>> start Entries supplied

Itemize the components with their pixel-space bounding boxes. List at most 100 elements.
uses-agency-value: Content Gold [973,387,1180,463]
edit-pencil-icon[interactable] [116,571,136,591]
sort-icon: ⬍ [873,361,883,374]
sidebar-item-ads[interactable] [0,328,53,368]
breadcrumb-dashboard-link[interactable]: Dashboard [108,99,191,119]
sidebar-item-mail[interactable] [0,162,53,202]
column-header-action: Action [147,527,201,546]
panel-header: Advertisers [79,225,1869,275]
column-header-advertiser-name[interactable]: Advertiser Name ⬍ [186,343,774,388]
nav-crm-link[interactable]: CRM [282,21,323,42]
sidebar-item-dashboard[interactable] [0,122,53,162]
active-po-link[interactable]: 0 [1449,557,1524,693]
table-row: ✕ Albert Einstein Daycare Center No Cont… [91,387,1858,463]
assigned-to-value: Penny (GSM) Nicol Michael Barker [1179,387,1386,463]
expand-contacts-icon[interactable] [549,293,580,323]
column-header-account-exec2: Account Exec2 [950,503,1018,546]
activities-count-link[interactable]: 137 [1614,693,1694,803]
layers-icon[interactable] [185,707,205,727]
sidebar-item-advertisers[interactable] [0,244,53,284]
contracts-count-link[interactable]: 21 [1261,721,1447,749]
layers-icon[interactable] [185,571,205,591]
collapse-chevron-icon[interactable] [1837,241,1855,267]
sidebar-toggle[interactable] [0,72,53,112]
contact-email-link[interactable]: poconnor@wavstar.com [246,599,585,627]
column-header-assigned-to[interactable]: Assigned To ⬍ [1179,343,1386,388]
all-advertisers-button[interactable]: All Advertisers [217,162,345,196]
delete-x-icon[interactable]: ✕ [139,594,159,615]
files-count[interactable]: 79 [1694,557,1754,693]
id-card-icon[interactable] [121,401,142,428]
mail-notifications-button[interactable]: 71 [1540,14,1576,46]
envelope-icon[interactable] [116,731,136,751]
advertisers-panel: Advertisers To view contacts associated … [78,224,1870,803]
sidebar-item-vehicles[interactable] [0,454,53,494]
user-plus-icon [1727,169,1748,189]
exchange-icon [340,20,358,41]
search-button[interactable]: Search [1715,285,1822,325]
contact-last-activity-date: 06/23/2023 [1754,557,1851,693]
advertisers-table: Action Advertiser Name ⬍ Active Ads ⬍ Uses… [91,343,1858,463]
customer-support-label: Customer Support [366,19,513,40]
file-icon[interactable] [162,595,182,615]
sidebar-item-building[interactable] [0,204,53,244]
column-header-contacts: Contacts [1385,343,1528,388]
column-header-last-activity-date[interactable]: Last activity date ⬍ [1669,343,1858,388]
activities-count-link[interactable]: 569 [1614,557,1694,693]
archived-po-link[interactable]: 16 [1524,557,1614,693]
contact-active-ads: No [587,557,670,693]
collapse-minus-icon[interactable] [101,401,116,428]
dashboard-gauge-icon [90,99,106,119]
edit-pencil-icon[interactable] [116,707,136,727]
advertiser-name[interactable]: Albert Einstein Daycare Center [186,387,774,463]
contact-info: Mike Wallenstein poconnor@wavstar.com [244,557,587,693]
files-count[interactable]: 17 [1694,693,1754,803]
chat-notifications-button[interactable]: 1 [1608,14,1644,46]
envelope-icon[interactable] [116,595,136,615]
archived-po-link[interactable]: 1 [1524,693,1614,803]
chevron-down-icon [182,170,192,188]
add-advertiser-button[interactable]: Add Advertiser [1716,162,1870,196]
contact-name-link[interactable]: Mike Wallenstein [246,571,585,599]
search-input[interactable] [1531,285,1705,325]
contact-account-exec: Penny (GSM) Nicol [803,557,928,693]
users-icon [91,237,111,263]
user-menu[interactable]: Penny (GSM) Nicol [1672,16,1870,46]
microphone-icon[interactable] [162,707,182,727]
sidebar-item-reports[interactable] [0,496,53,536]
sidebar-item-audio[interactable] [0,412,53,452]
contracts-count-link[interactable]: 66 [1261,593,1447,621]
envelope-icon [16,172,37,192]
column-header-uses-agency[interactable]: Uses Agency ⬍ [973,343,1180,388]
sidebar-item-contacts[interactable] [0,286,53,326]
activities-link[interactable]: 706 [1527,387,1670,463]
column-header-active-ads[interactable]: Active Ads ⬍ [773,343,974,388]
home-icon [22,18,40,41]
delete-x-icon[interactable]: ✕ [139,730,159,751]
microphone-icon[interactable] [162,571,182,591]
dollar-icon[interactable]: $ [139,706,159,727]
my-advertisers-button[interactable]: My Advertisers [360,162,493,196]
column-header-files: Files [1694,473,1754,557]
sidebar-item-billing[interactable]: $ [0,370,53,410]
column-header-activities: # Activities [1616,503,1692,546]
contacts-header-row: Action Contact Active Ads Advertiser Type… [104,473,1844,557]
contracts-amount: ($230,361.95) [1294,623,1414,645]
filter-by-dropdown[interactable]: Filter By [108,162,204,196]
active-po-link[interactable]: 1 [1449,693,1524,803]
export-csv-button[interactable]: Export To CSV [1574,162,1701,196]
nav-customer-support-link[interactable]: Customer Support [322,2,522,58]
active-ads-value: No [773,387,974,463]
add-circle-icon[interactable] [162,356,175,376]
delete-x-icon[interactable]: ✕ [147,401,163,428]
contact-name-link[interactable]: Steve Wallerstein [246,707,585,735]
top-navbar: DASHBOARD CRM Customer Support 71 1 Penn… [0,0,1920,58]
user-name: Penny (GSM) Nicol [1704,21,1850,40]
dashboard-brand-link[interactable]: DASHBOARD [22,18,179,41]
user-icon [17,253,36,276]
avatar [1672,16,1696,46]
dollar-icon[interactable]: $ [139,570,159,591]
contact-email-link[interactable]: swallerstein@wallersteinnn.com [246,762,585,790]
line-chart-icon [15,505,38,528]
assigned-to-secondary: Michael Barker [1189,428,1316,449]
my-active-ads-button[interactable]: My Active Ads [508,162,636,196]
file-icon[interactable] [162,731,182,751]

>> end Entries supplied

### Exercise aim
Recast every line of the records above as a Markdown table with two columns, Row for the row number and Entry for the line, leaving out blank lines.

### The response
| Row | Entry |
|---|---|
| 1 | Itemize the components with their pixel-space bounding boxes. List at most 100 elements. |
| 2 | uses-agency-value: Content Gold [973,387,1180,463] |
| 3 | edit-pencil-icon[interactable] [116,571,136,591] |
| 4 | sort-icon: ⬍ [873,361,883,374] |
| 5 | sidebar-item-ads[interactable] [0,328,53,368] |
| 6 | breadcrumb-dashboard-link[interactable]: Dashboard [108,99,191,119] |
| 7 | sidebar-item-mail[interactable] [0,162,53,202] |
| 8 | column-header-action: Action [147,527,201,546] |
| 9 | panel-header: Advertisers [79,225,1869,275] |
| 10 | column-header-advertiser-name[interactable]: Advertiser Name ⬍ [186,343,774,388] |
| 11 | nav-crm-link[interactable]: CRM [282,21,323,42] |
| 12 | sidebar-item-dashboard[interactable] [0,122,53,162] |
| 13 | active-po-link[interactable]: 0 [1449,557,1524,693] |
| 14 | table-row: ✕ Albert Einstein Daycare Center No Cont… [91,387,1858,463] |
| 15 | assigned-to-value: Penny (GSM) Nicol Michael Barker [1179,387,1386,463] |
| 16 | expand-contacts-icon[interactable] [549,293,580,323] |
| 17 | column-header-account-exec2: Account Exec2 [950,503,1018,546] |
| 18 | activities-count-link[interactable]: 137 [1614,693,1694,803] |
| 19 | layers-icon[interactable] [185,707,205,727] |
| 20 | sidebar-item-advertisers[interactable] [0,244,53,284] |
| 21 | contracts-count-link[interactable]: 21 [1261,721,1447,749] |
| 22 | layers-icon[interactable] [185,571,205,591] |
| 23 | collapse-chevron-icon[interactable] [1837,241,1855,267] |
| 24 | sidebar-toggle[interactable] [0,72,53,112] |
| 25 | contact-email-link[interactable]: poconnor@wavstar.com [246,599,585,627] |
| 26 | column-header-assigned-to[interactable]: Assigned To ⬍ [1179,343,1386,388] |
| 27 | all-advertisers-button[interactable]: All Advertisers [217,162,345,196] |
| 28 | delete-x-icon[interactable]: ✕ [139,594,159,615] |
| 29 | files-count[interactable]: 79 [1694,557,1754,693] |
| 30 | id-card-icon[interactable] [121,401,142,428] |
| 31 | mail-notifications-button[interactable]: 71 [1540,14,1576,46] |
| 32 | envelope-icon[interactable] [116,731,136,751] |
| 33 | advertisers-panel: Advertisers To view contacts associated … [78,224,1870,803] |
| 34 | sidebar-item-vehicles[interactable] [0,454,53,494] |
| 35 | user-plus-icon [1727,169,1748,189] |
| 36 | exchange-icon [340,20,358,41] |
| 37 | search-button[interactable]: Search [1715,285,1822,325] |
| 38 | contact-last-activity-date: 06/23/2023 [1754,557,1851,693] |
| 39 | advertisers-table: Action Advertiser Name ⬍ Active Ads ⬍ Uses… [91,343,1858,463] |
| 40 | customer-support-label: Customer Support [366,19,513,40] |
| 41 | file-icon[interactable] [162,595,182,615] |
| 42 | sidebar-item-building[interactable] [0,204,53,244] |
| 43 | column-header-contacts: Contacts [1385,343,1528,388] |
| 44 | column-header-last-activity-date[interactable]: Last activity date ⬍ [1669,343,1858,388] |
| 45 | activities-count-link[interactable]: 569 [1614,557,1694,693] |
| 46 | archived-po-link[interactable]: 16 [1524,557,1614,693] |
| 47 | contact-active-ads: No [587,557,670,693] |
| 48 | collapse-minus-icon[interactable] [101,401,116,428] |
| 49 | dashboard-gauge-icon [90,99,106,119] |
| 50 | edit-pencil-icon[interactable] [116,707,136,727] |
| 51 | advertiser-name[interactable]: Albert Einstein Daycare Center [186,387,774,463] |
| 52 | contact-info: Mike Wallenstein poconnor@wavstar.com [244,557,587,693] |
| 53 | files-count[interactable]: 17 [1694,693,1754,803] |
| 54 | chat-notifications-button[interactable]: 1 [1608,14,1644,46] |
| 55 | envelope-icon[interactable] [116,595,136,615] |
| 56 | archived-po-link[interactable]: 1 [1524,693,1614,803] |
| 57 | chevron-down-icon [182,170,192,188] |
| 58 | add-advertiser-button[interactable]: Add Advertiser [1716,162,1870,196] |
| 59 | contact-name-link[interactable]: Mike Wallenstein [246,571,585,599] |
| 60 | search-input[interactable] [1531,285,1705,325] |
| 61 | contact-account-exec: Penny (GSM) Nicol [803,557,928,693] |
| 62 | users-icon [91,237,111,263] |
| 63 | user-menu[interactable]: Penny (GSM) Nicol [1672,16,1870,46] |
| 64 | microphone-icon[interactable] [162,707,182,727] |
| 65 | sidebar-item-reports[interactable] [0,496,53,536] |
| 66 | sidebar-item-audio[interactable] [0,412,53,452] |
| 67 | contracts-count-link[interactable]: 66 [1261,593,1447,621] |
| 68 | envelope-icon [16,172,37,192] |
| 69 | column-header-uses-agency[interactable]: Uses Agency ⬍ [973,343,1180,388] |
| 70 | sidebar-item-contacts[interactable] [0,286,53,326] |
| 71 | activities-link[interactable]: 706 [1527,387,1670,463] |
| 72 | column-header-active-ads[interactable]: Active Ads ⬍ [773,343,974,388] |
| 73 | home-icon [22,18,40,41] |
| 74 | delete-x-icon[interactable]: ✕ [139,730,159,751] |
| 75 | microphone-icon[interactable] [162,571,182,591] |
| 76 | dollar-icon[interactable]: $ [139,706,159,727] |
| 77 | my-advertisers-button[interactable]: My Advertisers [360,162,493,196] |
| 78 | column-header-files: Files [1694,473,1754,557] |
| 79 | sidebar-item-billing[interactable]: $ [0,370,53,410] |
| 80 | column-header-activities: # Activities [1616,503,1692,546] |
| 81 | contacts-header-row: Action Contact Active Ads Advertiser Type… [104,473,1844,557] |
| 82 | contracts-amount: ($230,361.95) [1294,623,1414,645] |
| 83 | filter-by-dropdown[interactable]: Filter By [108,162,204,196] |
| 84 | active-po-link[interactable]: 1 [1449,693,1524,803] |
| 85 | export-csv-button[interactable]: Export To CSV [1574,162,1701,196] |
| 86 | nav-customer-support-link[interactable]: Customer Support [322,2,522,58] |
| 87 | active-ads-value: No [773,387,974,463] |
| 88 | add-circle-icon[interactable] [162,356,175,376] |
| 89 | delete-x-icon[interactable]: ✕ [147,401,163,428] |
| 90 | contact-name-link[interactable]: Steve Wallerstein [246,707,585,735] |
| 91 | top-navbar: DASHBOARD CRM Customer Support 71 1 Penn… [0,0,1920,58] |
| 92 | user-name: Penny (GSM) Nicol [1704,21,1850,40] |
| 93 | dashboard-brand-link[interactable]: DASHBOARD [22,18,179,41] |
| 94 | user-icon [17,253,36,276] |
| 95 | avatar [1672,16,1696,46] |
| 96 | dollar-icon[interactable]: $ [139,570,159,591] |
| 97 | contact-email-link[interactable]: swallerstein@wallersteinnn.com [246,762,585,790] |
| 98 | line-chart-icon [15,505,38,528] |
| 99 | assigned-to-secondary: Michael Barker [1189,428,1316,449] |
| 100 | my-active-ads-button[interactable]: My Active Ads [508,162,636,196] |
| 101 | file-icon[interactable] [162,731,182,751] |